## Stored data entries
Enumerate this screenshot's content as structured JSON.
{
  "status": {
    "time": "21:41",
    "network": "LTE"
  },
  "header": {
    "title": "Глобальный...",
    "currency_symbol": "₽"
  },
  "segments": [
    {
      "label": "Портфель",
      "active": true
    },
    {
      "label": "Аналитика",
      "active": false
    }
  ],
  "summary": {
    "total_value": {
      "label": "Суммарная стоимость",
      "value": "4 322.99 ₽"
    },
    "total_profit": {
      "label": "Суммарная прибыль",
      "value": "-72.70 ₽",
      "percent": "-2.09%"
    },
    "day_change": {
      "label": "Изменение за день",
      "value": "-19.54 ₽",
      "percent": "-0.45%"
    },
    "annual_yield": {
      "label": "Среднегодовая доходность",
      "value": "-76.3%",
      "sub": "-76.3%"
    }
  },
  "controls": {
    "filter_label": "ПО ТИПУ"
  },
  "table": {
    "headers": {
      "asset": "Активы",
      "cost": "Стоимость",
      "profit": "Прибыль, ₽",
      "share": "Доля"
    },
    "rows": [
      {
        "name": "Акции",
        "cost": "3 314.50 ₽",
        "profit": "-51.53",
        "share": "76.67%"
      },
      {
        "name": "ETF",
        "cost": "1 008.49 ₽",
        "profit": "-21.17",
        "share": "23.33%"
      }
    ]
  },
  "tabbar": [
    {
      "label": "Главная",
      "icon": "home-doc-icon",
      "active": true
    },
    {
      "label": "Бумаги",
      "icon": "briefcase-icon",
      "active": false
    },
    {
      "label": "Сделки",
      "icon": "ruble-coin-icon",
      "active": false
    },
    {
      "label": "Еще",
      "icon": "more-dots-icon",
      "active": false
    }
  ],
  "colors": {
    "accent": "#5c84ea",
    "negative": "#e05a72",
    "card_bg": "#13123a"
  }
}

## YOUR TASK
Select and copy each line from the data that includes the word "icon".

## ANSWER IN FULL
      "icon": "home-doc-icon",
      "icon": "briefcase-icon",
      "icon": "ruble-coin-icon",
      "icon": "more-dots-icon",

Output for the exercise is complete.